SOURCE PASSAGE
****************************************

Our independent peer reviewers informed us that Surgisphere would not transfer the full dataset, client contracts, and the full ISO audit report to their servers for analysis as such transfer would violate client agreements and confidentiality requirements. As such, our reviewers were not able to conduct an independent and private peer review and therefore notified us of their withdrawal from the peer-review process.

This does not mean that the raw data is necessarily wrong (or made up out of whole cloth), simply that it could not be independently analyzed.  Why would Surgisphere’s data be questioned?  Well, according to an open letter to Lancet: 

This scrutiny has led to both methodological and data integrity concerns. The main concerns are listed as follows:
1. There was inadequate adjustment for known and measured confounders (disease severity, temporal effects, site effects, dose used).
2. The authors have not adhered to standard practices in the machine learning and statistics community. They have not released their code or data. There is no data/code sharing and availability statement in the paper.  The Lancet was among the many signatories on the Wellcome statement on data sharing for COVID-19 studies.
3. There was no ethics review.
4.There was no mention of the countries or hospitals that contributed to the data source and no acknowledgments of their contributions.  A request to the authors for information on the contributing centres was denied.
5. Data from Australia are not compatible with government reports (too many cases for just five hospitals, more in-hospital deaths than had occurred in the entire country during the study period).

****************************************

LISTED ENTRIES
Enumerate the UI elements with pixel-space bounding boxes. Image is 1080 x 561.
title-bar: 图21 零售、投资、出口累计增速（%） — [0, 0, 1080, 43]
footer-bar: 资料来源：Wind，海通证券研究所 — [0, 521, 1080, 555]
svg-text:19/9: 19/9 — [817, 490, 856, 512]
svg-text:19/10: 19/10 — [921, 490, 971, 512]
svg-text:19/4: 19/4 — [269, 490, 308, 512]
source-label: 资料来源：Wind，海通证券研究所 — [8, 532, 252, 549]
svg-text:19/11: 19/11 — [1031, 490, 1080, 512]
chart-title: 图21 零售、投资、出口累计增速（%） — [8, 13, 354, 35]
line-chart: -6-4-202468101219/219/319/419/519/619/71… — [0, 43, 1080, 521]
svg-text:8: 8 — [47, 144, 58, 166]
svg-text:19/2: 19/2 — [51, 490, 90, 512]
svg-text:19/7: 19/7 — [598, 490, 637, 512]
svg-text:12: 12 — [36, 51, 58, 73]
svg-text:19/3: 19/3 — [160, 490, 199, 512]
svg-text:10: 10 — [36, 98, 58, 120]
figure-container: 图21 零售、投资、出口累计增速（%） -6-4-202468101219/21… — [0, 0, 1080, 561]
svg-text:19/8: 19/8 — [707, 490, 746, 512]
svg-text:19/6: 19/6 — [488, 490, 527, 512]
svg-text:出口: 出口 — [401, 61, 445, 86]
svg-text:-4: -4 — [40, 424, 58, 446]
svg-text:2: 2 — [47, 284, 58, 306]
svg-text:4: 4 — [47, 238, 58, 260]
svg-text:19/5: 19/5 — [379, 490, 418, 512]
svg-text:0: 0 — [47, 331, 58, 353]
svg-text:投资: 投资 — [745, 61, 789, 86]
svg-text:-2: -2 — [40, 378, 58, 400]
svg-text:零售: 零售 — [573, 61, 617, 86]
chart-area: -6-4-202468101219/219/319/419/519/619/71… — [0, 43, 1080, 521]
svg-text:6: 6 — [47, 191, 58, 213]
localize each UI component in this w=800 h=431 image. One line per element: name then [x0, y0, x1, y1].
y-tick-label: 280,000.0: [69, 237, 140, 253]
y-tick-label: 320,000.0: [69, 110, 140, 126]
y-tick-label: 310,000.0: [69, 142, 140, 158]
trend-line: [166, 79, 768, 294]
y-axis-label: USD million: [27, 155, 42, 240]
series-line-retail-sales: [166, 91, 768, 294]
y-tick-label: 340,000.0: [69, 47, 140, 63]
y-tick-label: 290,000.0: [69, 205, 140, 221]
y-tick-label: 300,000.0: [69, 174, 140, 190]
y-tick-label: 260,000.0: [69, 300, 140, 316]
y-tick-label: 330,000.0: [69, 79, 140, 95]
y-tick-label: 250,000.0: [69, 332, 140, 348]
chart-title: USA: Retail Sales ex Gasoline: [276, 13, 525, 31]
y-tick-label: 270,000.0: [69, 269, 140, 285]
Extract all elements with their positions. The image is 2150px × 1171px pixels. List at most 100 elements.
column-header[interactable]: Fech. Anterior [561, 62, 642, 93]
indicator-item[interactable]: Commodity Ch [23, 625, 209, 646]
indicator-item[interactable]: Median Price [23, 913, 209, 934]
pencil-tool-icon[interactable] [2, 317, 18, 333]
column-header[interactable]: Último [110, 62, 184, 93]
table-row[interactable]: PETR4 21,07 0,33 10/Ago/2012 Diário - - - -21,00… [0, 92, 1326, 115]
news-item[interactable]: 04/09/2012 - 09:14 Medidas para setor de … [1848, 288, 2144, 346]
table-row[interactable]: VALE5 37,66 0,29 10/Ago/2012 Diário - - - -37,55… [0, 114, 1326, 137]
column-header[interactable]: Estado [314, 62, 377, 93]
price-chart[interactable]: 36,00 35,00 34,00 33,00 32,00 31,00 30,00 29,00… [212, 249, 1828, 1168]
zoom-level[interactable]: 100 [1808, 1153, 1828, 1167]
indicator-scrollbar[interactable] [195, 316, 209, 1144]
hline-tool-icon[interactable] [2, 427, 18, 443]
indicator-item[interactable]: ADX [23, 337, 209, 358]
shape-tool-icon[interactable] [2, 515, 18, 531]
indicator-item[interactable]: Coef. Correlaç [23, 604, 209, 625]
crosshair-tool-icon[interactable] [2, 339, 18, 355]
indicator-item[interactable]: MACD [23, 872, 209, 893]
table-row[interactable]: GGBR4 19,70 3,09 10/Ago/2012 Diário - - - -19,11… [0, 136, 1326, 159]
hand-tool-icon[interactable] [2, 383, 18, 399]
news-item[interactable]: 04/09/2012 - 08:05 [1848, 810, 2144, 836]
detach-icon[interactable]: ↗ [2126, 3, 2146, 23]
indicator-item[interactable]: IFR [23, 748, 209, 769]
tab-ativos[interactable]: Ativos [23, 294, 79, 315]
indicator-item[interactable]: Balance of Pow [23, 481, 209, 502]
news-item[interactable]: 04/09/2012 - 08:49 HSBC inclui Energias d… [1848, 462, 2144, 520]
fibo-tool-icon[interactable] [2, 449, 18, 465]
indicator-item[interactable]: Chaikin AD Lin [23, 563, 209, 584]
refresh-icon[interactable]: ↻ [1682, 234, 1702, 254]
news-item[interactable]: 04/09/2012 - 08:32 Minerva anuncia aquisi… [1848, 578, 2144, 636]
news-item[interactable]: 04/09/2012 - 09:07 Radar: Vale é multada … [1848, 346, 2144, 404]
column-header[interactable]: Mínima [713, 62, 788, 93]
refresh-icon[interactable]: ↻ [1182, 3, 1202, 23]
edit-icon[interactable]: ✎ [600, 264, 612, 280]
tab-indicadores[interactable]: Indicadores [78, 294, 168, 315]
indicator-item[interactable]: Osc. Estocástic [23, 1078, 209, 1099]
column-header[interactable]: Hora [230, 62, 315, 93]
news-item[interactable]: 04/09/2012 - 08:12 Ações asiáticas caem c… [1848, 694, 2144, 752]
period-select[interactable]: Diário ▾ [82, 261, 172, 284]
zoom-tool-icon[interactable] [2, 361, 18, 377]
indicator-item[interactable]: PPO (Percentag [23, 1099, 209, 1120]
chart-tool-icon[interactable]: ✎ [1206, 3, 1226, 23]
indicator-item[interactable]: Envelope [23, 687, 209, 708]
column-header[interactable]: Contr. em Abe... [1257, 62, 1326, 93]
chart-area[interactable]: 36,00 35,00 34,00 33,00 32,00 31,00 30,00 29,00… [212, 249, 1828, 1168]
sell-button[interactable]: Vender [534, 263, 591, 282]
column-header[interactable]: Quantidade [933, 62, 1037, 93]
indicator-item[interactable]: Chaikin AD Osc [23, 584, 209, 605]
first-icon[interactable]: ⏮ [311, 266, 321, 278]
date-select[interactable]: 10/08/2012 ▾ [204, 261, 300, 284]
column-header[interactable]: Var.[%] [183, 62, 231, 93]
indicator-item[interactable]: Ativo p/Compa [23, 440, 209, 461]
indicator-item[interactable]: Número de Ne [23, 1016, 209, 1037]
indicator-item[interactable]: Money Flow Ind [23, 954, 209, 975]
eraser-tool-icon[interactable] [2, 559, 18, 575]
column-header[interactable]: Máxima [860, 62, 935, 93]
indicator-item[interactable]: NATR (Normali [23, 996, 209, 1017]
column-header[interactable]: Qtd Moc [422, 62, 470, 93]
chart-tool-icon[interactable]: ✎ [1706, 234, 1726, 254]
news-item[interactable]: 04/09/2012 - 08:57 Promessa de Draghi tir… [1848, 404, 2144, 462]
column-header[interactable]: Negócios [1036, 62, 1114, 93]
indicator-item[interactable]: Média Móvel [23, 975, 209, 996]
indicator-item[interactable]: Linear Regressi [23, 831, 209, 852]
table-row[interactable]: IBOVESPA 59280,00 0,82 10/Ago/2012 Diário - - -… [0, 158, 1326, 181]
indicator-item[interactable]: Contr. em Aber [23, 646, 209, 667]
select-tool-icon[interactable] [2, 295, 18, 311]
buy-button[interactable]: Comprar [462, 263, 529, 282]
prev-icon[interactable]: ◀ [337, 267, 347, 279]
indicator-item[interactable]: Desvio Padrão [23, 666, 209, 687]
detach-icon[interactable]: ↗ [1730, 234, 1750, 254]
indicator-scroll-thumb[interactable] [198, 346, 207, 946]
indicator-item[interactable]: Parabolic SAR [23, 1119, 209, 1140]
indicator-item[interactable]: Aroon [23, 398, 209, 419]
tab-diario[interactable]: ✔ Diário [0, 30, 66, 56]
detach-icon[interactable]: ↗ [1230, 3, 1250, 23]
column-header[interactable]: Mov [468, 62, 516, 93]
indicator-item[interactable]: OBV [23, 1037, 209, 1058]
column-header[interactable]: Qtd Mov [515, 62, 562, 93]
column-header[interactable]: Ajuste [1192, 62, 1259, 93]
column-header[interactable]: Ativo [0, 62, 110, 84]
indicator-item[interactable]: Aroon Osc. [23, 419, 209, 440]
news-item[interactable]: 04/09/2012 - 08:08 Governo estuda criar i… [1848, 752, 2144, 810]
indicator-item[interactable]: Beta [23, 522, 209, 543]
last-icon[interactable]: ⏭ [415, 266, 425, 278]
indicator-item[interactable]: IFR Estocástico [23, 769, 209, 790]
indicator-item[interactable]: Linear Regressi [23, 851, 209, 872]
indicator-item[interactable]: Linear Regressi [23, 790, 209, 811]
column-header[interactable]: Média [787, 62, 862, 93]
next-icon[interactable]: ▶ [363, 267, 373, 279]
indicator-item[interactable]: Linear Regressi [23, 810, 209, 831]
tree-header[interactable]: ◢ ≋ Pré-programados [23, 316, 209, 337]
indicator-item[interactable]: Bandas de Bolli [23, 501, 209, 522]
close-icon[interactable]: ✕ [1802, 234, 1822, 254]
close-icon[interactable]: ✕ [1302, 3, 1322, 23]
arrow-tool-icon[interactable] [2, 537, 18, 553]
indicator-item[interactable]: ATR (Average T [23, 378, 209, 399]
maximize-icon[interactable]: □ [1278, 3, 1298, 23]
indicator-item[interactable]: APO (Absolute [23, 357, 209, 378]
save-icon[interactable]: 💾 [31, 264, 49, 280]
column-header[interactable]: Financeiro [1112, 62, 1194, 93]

****************************************

ABOUT THIS TASK
From the passage about the Surgisphere peer review above, print the part that opens with the words containing "3. There was" and closes with "the study period).".

RESPONSE TO THIS EXERCISE
3. There was no ethics review.
4.There was no mention of the countries or hospitals that contributed to the data source and no acknowledgments of their contributions.  A request to the authors for information on the contributing centres was denied.
5. Data from Australia are not compatible with government reports (too many cases for just five hospitals, more in-hospital deaths than had occurred in the entire country during the study period).